- _YOUR TASKS_
(a) In the exhibition announcement about John M. White, which institution honored him with a retrospective exhibition in 2011?
(b) Please carry on the exhibition announcement about John M. White from the point where it stops.

- _TEXT PASSAGE_
March 4 - April 15, 2012

Opening Reception
Sunday, March 4, 2-5pm


Offramp Gallery is pleased to present a solo exhibition, John M. White: Recent Works from March 4 - April 15, 2012. There will be an opening reception for the artist on Sunday, March 4 from 2-5pm. There will be an artist's talk and a closing reception on Sunday, April 15 from 2-5pm.



John M. White is considered a seminal figure in the development of performance art in California from the late 1960s through the late 1980s. Since that time, most of his attention has been refocused on his paintings, drawings and installations. He is the recipient of three National Endowment for the Arts grants, the Los Angeles County Museum of Art New Talent Award in 1971, a CETA grant and Djerassi Fellowship. White’s paintings and drawings are represented in permanent museum collections around the world, including the Smithsonian, the Guggenheim Museum, the Los Angeles County Museum of Art, and the La Foret Museum in Tokyo.

A fixture on the Los Angeles art scene since the early 70's, and honored in 2011 by a retrospective exhibition at the Armory Center for the Arts, John M. White's considerable contribution to contemporary art is further acknowledged by being included in four of this year's Pacific Standard Time exhibitions. Throughout his career, White has focused on three major areas of work: performance art, installations, and drawing and painting. John M. White: Recent Works at Offramp Gallery includes paintings from his Artifishial Hatches series and drawings from the Mind Field series.

- _DATASET ROWS_
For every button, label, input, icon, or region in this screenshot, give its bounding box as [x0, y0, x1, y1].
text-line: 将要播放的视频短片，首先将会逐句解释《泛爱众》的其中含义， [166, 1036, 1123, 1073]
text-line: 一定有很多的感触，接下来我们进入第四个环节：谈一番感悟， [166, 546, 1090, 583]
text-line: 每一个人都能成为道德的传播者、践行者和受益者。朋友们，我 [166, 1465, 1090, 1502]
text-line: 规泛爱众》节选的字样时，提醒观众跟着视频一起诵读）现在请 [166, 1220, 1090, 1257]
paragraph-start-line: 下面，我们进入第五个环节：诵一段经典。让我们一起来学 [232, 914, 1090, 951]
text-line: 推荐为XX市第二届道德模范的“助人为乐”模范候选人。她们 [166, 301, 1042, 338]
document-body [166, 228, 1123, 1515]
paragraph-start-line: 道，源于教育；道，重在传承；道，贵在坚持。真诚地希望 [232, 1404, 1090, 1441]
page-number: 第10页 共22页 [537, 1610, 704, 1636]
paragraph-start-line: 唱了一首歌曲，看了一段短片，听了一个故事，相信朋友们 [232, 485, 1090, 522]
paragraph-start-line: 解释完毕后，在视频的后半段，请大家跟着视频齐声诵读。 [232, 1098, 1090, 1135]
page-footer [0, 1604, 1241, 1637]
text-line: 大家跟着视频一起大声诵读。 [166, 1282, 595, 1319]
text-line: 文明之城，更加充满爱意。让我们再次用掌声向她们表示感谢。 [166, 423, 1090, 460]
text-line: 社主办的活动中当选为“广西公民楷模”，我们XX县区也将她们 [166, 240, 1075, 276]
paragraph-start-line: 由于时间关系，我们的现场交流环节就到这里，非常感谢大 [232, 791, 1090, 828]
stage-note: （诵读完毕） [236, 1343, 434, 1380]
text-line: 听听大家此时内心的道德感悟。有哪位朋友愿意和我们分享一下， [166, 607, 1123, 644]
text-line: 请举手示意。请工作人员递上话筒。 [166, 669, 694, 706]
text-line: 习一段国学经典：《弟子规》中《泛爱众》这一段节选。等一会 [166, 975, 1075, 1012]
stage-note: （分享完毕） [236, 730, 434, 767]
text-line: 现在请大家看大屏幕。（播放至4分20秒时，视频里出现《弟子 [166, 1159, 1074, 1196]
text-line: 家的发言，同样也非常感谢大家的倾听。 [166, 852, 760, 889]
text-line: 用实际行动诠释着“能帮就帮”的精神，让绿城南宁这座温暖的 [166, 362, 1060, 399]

- _FINAL RESULTS_
(a) The Armory Center for the Arts.

(b)
Artifishial Hatch is a series of his recent paintings. The movement of insect hatches on free-flowing streams inspired the abstracted water landscapes. Filled with the visual frenzy of activities and humor for which Whites’ work is known, the Artifishial Hatch series is painted in acrylics on paper handmade in Tibet.

White states: “This series began simply enough on a rainy day in a fishing cabin. I had brought along some paper to draw on, but forgot my colored inks. While my fishing partner, Mike Rupp, was cleaning trout for dinner, I took the fish guts and rubbed them all over the paper and added some coffee. After the paper dried, I drew in some artificial flies that he was tying. Since then, I have completed several medium to large sized paintings on handmade paper."

"The Mind Field series began as a drawing attempt at capturing the “dark” scene surrounding a boxer’s death in the ring where I was a spectator. I thought of drawing as a memorial work. It has led me to complete over 100 stream of consciousness drawings about everyday life."